┌─ Data supplied

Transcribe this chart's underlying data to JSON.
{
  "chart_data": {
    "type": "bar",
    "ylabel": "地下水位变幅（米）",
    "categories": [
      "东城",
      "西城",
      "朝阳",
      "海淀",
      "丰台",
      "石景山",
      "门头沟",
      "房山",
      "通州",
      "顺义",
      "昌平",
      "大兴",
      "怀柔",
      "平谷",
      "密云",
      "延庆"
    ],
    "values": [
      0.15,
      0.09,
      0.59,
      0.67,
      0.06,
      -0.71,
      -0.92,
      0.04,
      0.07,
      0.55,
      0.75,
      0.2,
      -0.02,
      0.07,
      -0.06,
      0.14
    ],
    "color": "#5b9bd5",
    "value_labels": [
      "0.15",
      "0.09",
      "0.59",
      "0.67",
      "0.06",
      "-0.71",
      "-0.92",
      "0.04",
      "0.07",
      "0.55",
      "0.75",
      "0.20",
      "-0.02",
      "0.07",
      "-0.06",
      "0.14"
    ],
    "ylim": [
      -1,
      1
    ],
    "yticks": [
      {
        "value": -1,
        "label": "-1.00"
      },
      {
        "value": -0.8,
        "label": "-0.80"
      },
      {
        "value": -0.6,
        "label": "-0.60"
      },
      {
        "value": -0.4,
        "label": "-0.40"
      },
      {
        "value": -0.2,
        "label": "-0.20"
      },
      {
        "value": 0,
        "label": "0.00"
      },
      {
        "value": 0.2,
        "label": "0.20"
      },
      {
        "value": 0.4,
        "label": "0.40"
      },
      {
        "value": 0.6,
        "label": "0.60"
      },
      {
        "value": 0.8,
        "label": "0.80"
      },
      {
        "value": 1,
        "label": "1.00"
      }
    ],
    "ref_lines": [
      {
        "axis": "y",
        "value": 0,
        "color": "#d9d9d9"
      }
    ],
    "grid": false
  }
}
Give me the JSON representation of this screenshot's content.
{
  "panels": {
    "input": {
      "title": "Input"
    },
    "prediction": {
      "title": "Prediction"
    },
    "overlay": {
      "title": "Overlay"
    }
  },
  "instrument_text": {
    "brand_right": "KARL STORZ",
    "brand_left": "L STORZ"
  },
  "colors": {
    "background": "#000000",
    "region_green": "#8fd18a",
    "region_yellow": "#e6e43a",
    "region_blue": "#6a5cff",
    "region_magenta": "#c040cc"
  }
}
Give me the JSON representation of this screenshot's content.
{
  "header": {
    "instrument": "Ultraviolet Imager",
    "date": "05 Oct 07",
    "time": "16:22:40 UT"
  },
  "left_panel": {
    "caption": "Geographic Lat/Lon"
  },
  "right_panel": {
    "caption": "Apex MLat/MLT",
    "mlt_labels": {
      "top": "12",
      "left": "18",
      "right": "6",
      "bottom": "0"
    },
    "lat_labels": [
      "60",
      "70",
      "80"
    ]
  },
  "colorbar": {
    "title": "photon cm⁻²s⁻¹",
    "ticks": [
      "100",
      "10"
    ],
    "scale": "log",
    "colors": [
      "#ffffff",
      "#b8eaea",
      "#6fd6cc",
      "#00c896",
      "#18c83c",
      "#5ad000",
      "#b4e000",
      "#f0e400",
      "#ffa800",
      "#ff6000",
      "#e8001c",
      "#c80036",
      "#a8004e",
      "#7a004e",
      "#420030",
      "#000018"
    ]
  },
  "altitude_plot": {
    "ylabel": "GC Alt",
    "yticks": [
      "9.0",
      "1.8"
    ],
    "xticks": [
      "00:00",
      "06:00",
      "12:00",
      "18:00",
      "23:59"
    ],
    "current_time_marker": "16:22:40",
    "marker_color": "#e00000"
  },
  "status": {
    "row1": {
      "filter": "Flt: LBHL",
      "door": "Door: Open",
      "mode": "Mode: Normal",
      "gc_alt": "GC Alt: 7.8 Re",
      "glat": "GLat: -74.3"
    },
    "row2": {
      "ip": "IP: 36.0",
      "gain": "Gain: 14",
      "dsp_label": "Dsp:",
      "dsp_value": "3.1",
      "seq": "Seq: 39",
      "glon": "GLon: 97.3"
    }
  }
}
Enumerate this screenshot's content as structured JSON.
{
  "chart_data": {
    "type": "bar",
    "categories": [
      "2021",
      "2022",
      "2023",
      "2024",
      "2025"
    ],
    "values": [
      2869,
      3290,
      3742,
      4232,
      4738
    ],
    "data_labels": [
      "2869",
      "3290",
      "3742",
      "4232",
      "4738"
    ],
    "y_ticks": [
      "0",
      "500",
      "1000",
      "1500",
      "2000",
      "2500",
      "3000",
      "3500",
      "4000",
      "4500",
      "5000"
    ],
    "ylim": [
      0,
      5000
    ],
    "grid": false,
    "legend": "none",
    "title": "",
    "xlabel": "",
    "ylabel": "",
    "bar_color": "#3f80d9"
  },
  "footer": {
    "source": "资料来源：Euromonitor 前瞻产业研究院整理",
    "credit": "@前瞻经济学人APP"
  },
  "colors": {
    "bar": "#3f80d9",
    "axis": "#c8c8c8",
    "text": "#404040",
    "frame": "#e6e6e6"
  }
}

└─

### Problem statement
Extract the entries above verbatim.

### Solution for this exercise
Transcribe this chart's underlying data to JSON.
{
  "chart_data": {
    "type": "bar",
    "ylabel": "地下水位变幅（米）",
    "categories": [
      "东城",
      "西城",
      "朝阳",
      "海淀",
      "丰台",
      "石景山",
      "门头沟",
      "房山",
      "通州",
      "顺义",
      "昌平",
      "大兴",
      "怀柔",
      "平谷",
      "密云",
      "延庆"
    ],
    "values": [
      0.15,
      0.09,
      0.59,
      0.67,
      0.06,
      -0.71,
      -0.92,
      0.04,
      0.07,
      0.55,
      0.75,
      0.2,
      -0.02,
      0.07,
      -0.06,
      0.14
    ],
    "color": "#5b9bd5",
    "value_labels": [
      "0.15",
      "0.09",
      "0.59",
      "0.67",
      "0.06",
      "-0.71",
      "-0.92",
      "0.04",
      "0.07",
      "0.55",
      "0.75",
      "0.20",
      "-0.02",
      "0.07",
      "-0.06",
      "0.14"
    ],
    "ylim": [
      -1,
      1
    ],
    "yticks": [
      {
        "value": -1,
        "label": "-1.00"
      },
      {
        "value": -0.8,
        "label": "-0.80"
      },
      {
        "value": -0.6,
        "label": "-0.60"
      },
      {
        "value": -0.4,
        "label": "-0.40"
      },
      {
        "value": -0.2,
        "label": "-0.20"
      },
      {
        "value": 0,
        "label": "0.00"
      },
      {
        "value": 0.2,
        "label": "0.20"
      },
      {
        "value": 0.4,
        "label": "0.40"
      },
      {
        "value": 0.6,
        "label": "0.60"
      },
      {
        "value": 0.8,
        "label": "0.80"
      },
      {
        "value": 1,
        "label": "1.00"
      }
    ],
    "ref_lines": [
      {
        "axis": "y",
        "value": 0,
        "color": "#d9d9d9"
      }
    ],
    "grid": false
  }
}
Give me the JSON representation of this screenshot's content.
{
  "panels": {
    "input": {
      "title": "Input"
    },
    "prediction": {
      "title": "Prediction"
    },
    "overlay": {
      "title": "Overlay"
    }
  },
  "instrument_text": {
    "brand_right": "KARL STORZ",
    "brand_left": "L STORZ"
  },
  "colors": {
    "background": "#000000",
    "region_green": "#8fd18a",
    "region_yellow": "#e6e43a",
    "region_blue": "#6a5cff",
    "region_magenta": "#c040cc"
  }
}
Give me the JSON representation of this screenshot's content.
{
  "header": {
    "instrument": "Ultraviolet Imager",
    "date": "05 Oct 07",
    "time": "16:22:40 UT"
  },
  "left_panel": {
    "caption": "Geographic Lat/Lon"
  },
  "right_panel": {
    "caption": "Apex MLat/MLT",
    "mlt_labels": {
      "top": "12",
      "left": "18",
      "right": "6",
      "bottom": "0"
    },
    "lat_labels": [
      "60",
      "70",
      "80"
    ]
  },
  "colorbar": {
    "title": "photon cm⁻²s⁻¹",
    "ticks": [
      "100",
      "10"
    ],
    "scale": "log",
    "colors": [
      "#ffffff",
      "#b8eaea",
      "#6fd6cc",
      "#00c896",
      "#18c83c",
      "#5ad000",
      "#b4e000",
      "#f0e400",
      "#ffa800",
      "#ff6000",
      "#e8001c",
      "#c80036",
      "#a8004e",
      "#7a004e",
      "#420030",
      "#000018"
    ]
  },
  "altitude_plot": {
    "ylabel": "GC Alt",
    "yticks": [
      "9.0",
      "1.8"
    ],
    "xticks": [
      "00:00",
      "06:00",
      "12:00",
      "18:00",
      "23:59"
    ],
    "current_time_marker": "16:22:40",
    "marker_color": "#e00000"
  },
  "status": {
    "row1": {
      "filter": "Flt: LBHL",
      "door": "Door: Open",
      "mode": "Mode: Normal",
      "gc_alt": "GC Alt: 7.8 Re",
      "glat": "GLat: -74.3"
    },
    "row2": {
      "ip": "IP: 36.0",
      "gain": "Gain: 14",
      "dsp_label": "Dsp:",
      "dsp_value": "3.1",
      "seq": "Seq: 39",
      "glon": "GLon: 97.3"
    }
  }
}
Enumerate this screenshot's content as structured JSON.
{
  "chart_data": {
    "type": "bar",
    "categories": [
      "2021",
      "2022",
      "2023",
      "2024",
      "2025"
    ],
    "values": [
      2869,
      3290,
      3742,
      4232,
      4738
    ],
    "data_labels": [
      "2869",
      "3290",
      "3742",
      "4232",
      "4738"
    ],
    "y_ticks": [
      "0",
      "500",
      "1000",
      "1500",
      "2000",
      "2500",
      "3000",
      "3500",
      "4000",
      "4500",
      "5000"
    ],
    "ylim": [
      0,
      5000
    ],
    "grid": false,
    "legend": "none",
    "title": "",
    "xlabel": "",
    "ylabel": "",
    "bar_color": "#3f80d9"
  },
  "footer": {
    "source": "资料来源：Euromonitor 前瞻产业研究院整理",
    "credit": "@前瞻经济学人APP"
  },
  "colors": {
    "bar": "#3f80d9",
    "axis": "#c8c8c8",
    "text": "#404040",
    "frame": "#e6e6e6"
  }
}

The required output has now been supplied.